Spot each line that carries the word "interference"; copy those lines.
┌──
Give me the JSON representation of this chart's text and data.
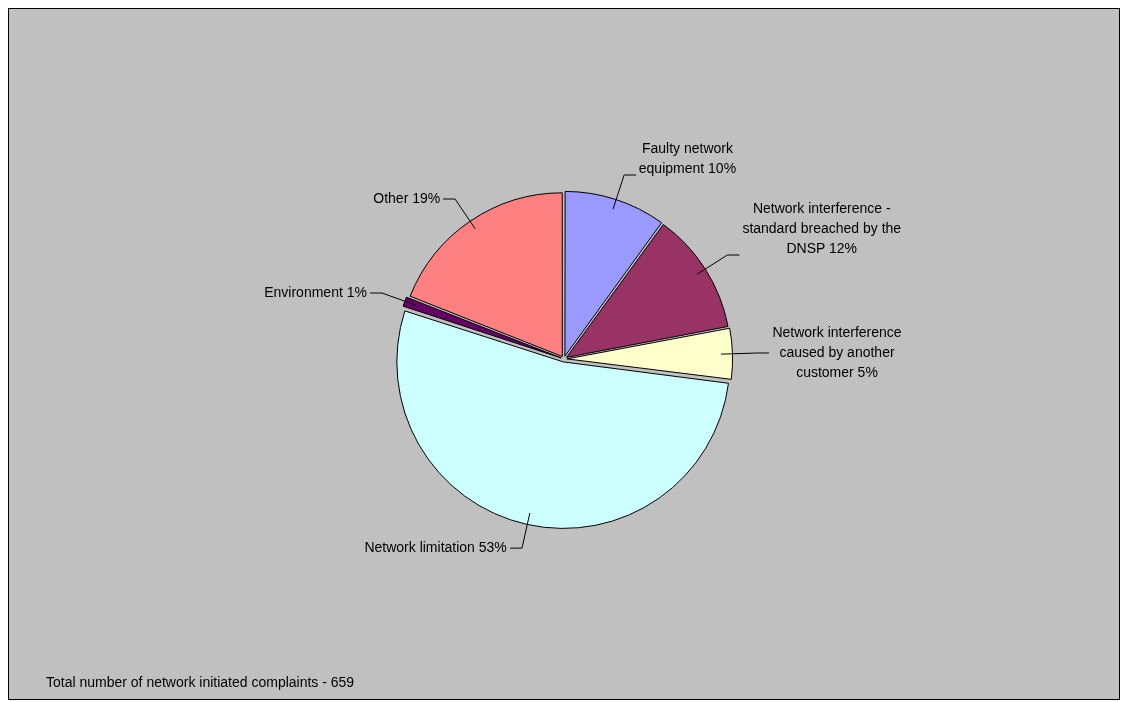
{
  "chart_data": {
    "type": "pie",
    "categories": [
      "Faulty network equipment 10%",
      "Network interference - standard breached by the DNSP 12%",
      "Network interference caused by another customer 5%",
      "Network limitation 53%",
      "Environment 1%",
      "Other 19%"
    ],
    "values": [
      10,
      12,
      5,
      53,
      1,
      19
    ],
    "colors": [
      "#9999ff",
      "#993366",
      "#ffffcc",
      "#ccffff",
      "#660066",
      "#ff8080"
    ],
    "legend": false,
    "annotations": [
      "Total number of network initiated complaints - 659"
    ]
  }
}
└──
┌──
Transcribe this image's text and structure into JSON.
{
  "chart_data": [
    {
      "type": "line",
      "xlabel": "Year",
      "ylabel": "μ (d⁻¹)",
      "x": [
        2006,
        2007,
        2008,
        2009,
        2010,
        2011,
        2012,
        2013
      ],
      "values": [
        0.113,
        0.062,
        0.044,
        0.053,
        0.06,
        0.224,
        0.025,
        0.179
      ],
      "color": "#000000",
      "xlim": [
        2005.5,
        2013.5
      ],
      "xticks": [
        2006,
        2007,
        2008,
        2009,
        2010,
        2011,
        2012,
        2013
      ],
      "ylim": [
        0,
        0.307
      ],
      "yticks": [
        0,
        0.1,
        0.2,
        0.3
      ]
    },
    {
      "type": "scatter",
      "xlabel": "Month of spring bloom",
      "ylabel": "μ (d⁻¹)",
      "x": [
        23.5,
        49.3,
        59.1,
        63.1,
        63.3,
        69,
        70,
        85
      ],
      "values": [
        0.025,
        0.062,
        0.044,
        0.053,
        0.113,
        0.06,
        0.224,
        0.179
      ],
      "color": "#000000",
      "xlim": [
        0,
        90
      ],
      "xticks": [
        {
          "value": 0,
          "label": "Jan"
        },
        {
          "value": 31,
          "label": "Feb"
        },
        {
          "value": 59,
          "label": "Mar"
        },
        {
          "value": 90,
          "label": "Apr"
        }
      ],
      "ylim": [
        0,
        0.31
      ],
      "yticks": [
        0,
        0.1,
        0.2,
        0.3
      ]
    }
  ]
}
└──
> [Output of the exercise]:
      "Network interference - standard breached by the DNSP 12%",
      "Network interference caused by another customer 5%",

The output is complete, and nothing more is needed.